------ TRECHO FORNECIDO ------

Pouco tempo depois, já estavam inundadas a Avenida Sepúlveda e a Rua Siqueira Campos, percurso que fizemos dançando com nosso grupo de amigos no HONK (festival de fanfarras ativistas que defende a ocupação das ruas como um processo de resistência coletiva e artística), bem no finalzinho de abril, este mês que poderia ter sido “ontem”, mas, com a infinidade de acontecimentos recentes, agora, parece já tão distante.
Não demorou para que ficasse alagada, também, minha queridinha Rua Uruguai, a primeira memória de localização geográfica que tenho de Porto Alegre, onde, em fevereiro de 2017, na imobiliária, peguei a chave do apartamento onde eu passaria a morar.
E a enchente não parou ali: tomou toda a Praça da Alfândega (palco de tantas Noites do Museu e Feiras do Livro); as instalações do Farol Santander, do Museu de Arte do Rio Grande do Sul, da Casa de Cultura Mário Quintana (onde fica nossa querida Livraria Taverna) e de outros órgãos tombados como patrimônio histórico; centenas de pontos de comércio e serviço; prédios; residências; e, ainda, grande parte da orla do Gasômetro, onde, em 23 de março deste ano, Gabriel e Maurício terminaram a noite de comemoração dos seus aniversários arianos, depois de atravessarmos o bairro pela madrugada num carnaval de rua popular e democrático, guiado, em verde e vermelho, pelo Arrastão da Turucutá que, naquele dia, igualmente comemorava sua existência, 16 anos de travessia.

------ ENTRADAS FORNECIDAS ------

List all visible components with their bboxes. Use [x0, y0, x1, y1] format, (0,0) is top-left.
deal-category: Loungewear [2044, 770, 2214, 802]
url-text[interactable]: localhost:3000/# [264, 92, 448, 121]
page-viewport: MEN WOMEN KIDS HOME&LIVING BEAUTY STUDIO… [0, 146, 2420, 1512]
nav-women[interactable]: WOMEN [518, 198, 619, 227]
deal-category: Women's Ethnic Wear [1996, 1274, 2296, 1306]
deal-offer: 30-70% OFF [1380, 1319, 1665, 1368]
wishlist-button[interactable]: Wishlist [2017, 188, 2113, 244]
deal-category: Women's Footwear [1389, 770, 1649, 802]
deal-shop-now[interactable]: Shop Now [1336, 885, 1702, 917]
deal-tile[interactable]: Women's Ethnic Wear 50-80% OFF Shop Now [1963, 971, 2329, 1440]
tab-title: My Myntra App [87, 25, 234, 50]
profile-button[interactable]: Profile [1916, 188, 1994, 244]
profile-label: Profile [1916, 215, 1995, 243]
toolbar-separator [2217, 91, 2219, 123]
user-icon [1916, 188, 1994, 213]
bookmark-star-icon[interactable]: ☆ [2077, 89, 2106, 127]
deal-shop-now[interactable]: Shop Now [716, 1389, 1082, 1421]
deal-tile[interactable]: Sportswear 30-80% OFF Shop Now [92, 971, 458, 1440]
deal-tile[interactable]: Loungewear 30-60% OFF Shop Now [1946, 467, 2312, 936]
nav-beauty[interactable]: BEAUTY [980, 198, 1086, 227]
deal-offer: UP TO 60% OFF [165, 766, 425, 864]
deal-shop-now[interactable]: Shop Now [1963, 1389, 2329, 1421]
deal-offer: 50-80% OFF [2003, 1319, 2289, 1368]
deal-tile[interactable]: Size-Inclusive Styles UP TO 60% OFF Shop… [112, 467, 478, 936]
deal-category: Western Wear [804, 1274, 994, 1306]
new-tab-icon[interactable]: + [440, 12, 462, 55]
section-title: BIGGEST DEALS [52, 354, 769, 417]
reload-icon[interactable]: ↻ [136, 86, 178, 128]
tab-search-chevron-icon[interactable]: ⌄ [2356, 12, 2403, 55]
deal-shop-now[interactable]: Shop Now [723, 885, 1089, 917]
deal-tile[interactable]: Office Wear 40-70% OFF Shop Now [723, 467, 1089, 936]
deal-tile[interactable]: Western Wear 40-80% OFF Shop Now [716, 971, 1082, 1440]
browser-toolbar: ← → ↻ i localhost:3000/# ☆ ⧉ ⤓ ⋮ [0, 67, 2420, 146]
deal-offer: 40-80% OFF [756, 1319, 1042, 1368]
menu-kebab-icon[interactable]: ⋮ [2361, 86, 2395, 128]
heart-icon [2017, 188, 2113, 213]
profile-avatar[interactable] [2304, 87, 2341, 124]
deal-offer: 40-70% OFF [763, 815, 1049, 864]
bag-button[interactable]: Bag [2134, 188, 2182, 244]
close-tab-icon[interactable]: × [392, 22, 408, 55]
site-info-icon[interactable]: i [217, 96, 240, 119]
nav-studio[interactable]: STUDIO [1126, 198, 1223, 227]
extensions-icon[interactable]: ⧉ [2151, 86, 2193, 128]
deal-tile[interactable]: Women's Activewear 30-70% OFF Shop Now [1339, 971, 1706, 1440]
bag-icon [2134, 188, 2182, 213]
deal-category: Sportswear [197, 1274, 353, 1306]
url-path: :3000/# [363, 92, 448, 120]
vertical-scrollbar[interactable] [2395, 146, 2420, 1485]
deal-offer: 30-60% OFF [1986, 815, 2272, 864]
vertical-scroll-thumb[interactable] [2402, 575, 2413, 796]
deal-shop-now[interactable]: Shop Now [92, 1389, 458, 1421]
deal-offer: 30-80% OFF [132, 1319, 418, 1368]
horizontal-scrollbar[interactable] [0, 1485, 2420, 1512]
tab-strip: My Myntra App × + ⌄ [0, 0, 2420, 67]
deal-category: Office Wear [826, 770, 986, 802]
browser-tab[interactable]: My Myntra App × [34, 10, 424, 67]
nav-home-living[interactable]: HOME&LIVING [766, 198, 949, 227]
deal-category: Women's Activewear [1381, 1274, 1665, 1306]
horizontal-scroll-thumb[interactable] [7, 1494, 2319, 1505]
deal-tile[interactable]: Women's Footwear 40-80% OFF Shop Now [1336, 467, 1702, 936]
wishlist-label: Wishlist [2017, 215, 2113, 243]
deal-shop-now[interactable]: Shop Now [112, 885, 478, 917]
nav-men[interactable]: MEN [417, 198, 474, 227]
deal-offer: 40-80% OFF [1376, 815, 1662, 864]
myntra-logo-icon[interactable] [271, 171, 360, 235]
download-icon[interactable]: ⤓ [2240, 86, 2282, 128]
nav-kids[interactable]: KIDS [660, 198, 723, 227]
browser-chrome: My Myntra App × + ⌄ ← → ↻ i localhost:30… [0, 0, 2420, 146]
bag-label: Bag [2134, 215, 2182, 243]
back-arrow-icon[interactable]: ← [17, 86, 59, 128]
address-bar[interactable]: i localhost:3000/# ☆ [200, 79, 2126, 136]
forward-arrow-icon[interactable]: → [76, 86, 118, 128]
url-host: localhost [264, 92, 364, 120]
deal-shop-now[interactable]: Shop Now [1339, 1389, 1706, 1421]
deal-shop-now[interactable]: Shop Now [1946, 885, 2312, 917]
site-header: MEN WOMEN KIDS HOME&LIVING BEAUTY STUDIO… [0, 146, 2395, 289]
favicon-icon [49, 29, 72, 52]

------

*DETALHES DO EXERCÍCIO*
Edite o trecho sobre a enchente em Porto Alegre entre "E a enchente" e "anos de travessia.", inclusive, substituindo "Praça da Alfândega" por "Praça XV de Novembro". As entradas não têm nenhuma relação com esta atividade.

*SOLUÇÃO DO PROBLEMA*
E a enchente não parou ali: tomou toda a Praça XV de Novembro (palco de tantas Noites do Museu e Feiras do Livro); as instalações do Farol Santander, do Museu de Arte do Rio Grande do Sul, da Casa de Cultura Mário Quintana (onde fica nossa querida Livraria Taverna) e de outros órgãos tombados como patrimônio histórico; centenas de pontos de comércio e serviço; prédios; residências; e, ainda, grande parte da orla do Gasômetro, onde, em 23 de março deste ano, Gabriel e Maurício terminaram a noite de comemoração dos seus aniversários arianos, depois de atravessarmos o bairro pela madrugada num carnaval de rua popular e democrático, guiado, em verde e vermelho, pelo Arrastão da Turucutá que, naquele dia, igualmente comemorava sua existência, 16 anos de travessia.